▶ Data supplied:
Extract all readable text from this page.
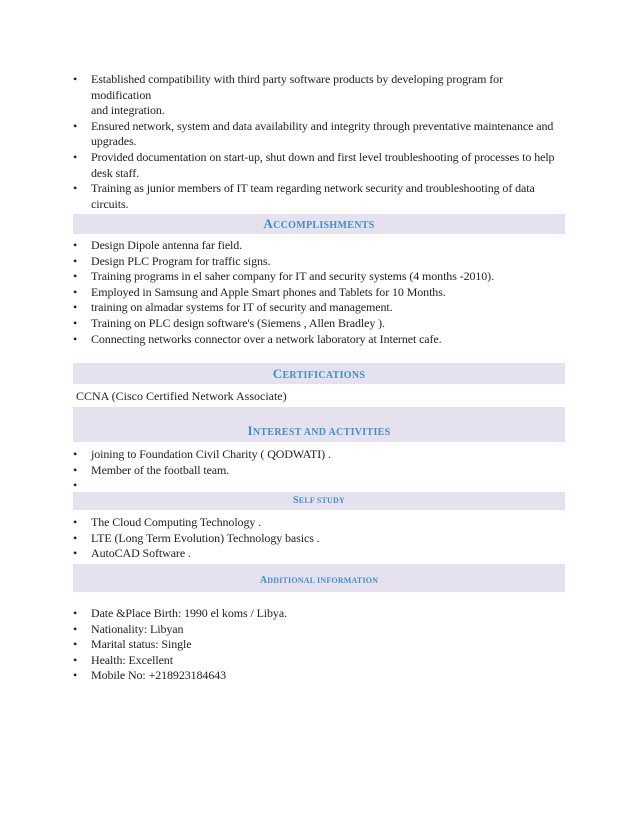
• Established compatibility with third party software products by developing program for modification
and integration.
• Ensured network, system and data availability and integrity through preventative maintenance and
upgrades.
• Provided documentation on start-up, shut down and first level troubleshooting of processes to help
desk staff.
• Training as junior members of IT team regarding network security and troubleshooting of data
circuits.
ACCOMPLISHMENTS
• Design Dipole antenna far field.
• Design PLC Program for traffic signs.
• Training programs in el saher company for IT and security systems (4 months -2010).
• Employed in Samsung and Apple Smart phones and Tablets for 10 Months.
• training on almadar systems for IT of security and management.
• Training on PLC design software's (Siemens , Allen Bradley ).
• Connecting networks connector over a network laboratory at Internet cafe.
CERTIFICATIONS
CCNA (Cisco Certified Network Associate)
INTEREST AND ACTIVITIES
• joining to Foundation Civil Charity ( QODWATI) .
• Member of the football team.
•
SELF STUDY
• The Cloud Computing Technology .
• LTE (Long Term Evolution) Technology basics .
• AutoCAD Software .
ADDITIONAL INFORMATION
• Date &Place Birth: 1990 el koms / Libya.
• Nationality: Libyan
• Marital status: Single
• Health: Excellent
• Mobile No: +218923184643
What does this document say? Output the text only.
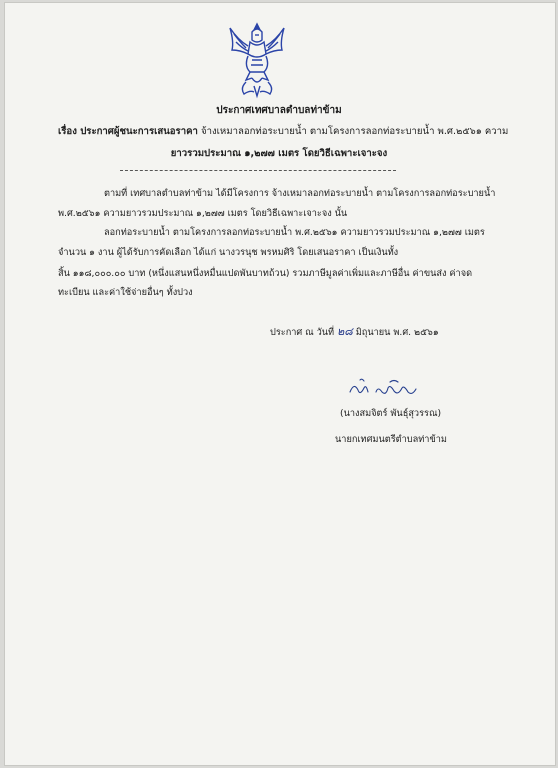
ประกาศเทศบาลตำบลท่าข้าม
เรื่อง ประกาศผู้ชนะการเสนอราคา จ้างเหมาลอกท่อระบายน้ำ ตามโครงการลอกท่อระบายน้ำ พ.ศ.๒๕๖๑ ความ
ยาวรวมประมาณ ๑,๒๗๗ เมตร โดยวิธีเฉพาะเจาะจง
ตามที่ เทศบาลตำบลท่าข้าม ได้มีโครงการ จ้างเหมาลอกท่อระบายน้ำ ตามโครงการลอกท่อระบายน้ำ
พ.ศ.๒๕๖๑ ความยาวรวมประมาณ ๑,๒๗๗ เมตร โดยวิธีเฉพาะเจาะจง นั้น
ลอกท่อระบายน้ำ ตามโครงการลอกท่อระบายน้ำ พ.ศ.๒๕๖๑ ความยาวรวมประมาณ ๑,๒๗๗ เมตร
จำนวน ๑ งาน ผู้ได้รับการคัดเลือก ได้แก่ นางวรนุช พรหมศิริ โดยเสนอราคา เป็นเงินทั้ง
สิ้น ๑๑๘,๐๐๐.๐๐ บาท (หนึ่งแสนหนึ่งหมื่นแปดพันบาทถ้วน) รวมภาษีมูลค่าเพิ่มและภาษีอื่น ค่าขนส่ง ค่าจด
ทะเบียน และค่าใช้จ่ายอื่นๆ ทั้งปวง
ประกาศ ณ วันที่ ๒๘ มิถุนายน พ.ศ. ๒๕๖๑
(นางสมจิตร์ พันธุ์สุวรรณ)
นายกเทศมนตรีตำบลท่าข้าม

▶ Task:
Quote each entry above verbatim and drop the pictures.

▶ In response:
Extract all readable text from this page.
• Established compatibility with third party software products by developing program for modification
and integration.
• Ensured network, system and data availability and integrity through preventative maintenance and
upgrades.
• Provided documentation on start-up, shut down and first level troubleshooting of processes to help
desk staff.
• Training as junior members of IT team regarding network security and troubleshooting of data
circuits.
ACCOMPLISHMENTS
• Design Dipole antenna far field.
• Design PLC Program for traffic signs.
• Training programs in el saher company for IT and security systems (4 months -2010).
• Employed in Samsung and Apple Smart phones and Tablets for 10 Months.
• training on almadar systems for IT of security and management.
• Training on PLC design software's (Siemens , Allen Bradley ).
• Connecting networks connector over a network laboratory at Internet cafe.
CERTIFICATIONS
CCNA (Cisco Certified Network Associate)
INTEREST AND ACTIVITIES
• joining to Foundation Civil Charity ( QODWATI) .
• Member of the football team.
•
SELF STUDY
• The Cloud Computing Technology .
• LTE (Long Term Evolution) Technology basics .
• AutoCAD Software .
ADDITIONAL INFORMATION
• Date &Place Birth: 1990 el koms / Libya.
• Nationality: Libyan
• Marital status: Single
• Health: Excellent
• Mobile No: +218923184643
What does this document say? Output the text only.
ประกาศเทศบาลตำบลท่าข้าม
เรื่อง ประกาศผู้ชนะการเสนอราคา จ้างเหมาลอกท่อระบายน้ำ ตามโครงการลอกท่อระบายน้ำ พ.ศ.๒๕๖๑ ความ
ยาวรวมประมาณ ๑,๒๗๗ เมตร โดยวิธีเฉพาะเจาะจง
ตามที่ เทศบาลตำบลท่าข้าม ได้มีโครงการ จ้างเหมาลอกท่อระบายน้ำ ตามโครงการลอกท่อระบายน้ำ
พ.ศ.๒๕๖๑ ความยาวรวมประมาณ ๑,๒๗๗ เมตร โดยวิธีเฉพาะเจาะจง นั้น
ลอกท่อระบายน้ำ ตามโครงการลอกท่อระบายน้ำ พ.ศ.๒๕๖๑ ความยาวรวมประมาณ ๑,๒๗๗ เมตร
จำนวน ๑ งาน ผู้ได้รับการคัดเลือก ได้แก่ นางวรนุช พรหมศิริ โดยเสนอราคา เป็นเงินทั้ง
สิ้น ๑๑๘,๐๐๐.๐๐ บาท (หนึ่งแสนหนึ่งหมื่นแปดพันบาทถ้วน) รวมภาษีมูลค่าเพิ่มและภาษีอื่น ค่าขนส่ง ค่าจด
ทะเบียน และค่าใช้จ่ายอื่นๆ ทั้งปวง
ประกาศ ณ วันที่ ๒๘ มิถุนายน พ.ศ. ๒๕๖๑
(นางสมจิตร์ พันธุ์สุวรรณ)
นายกเทศมนตรีตำบลท่าข้าม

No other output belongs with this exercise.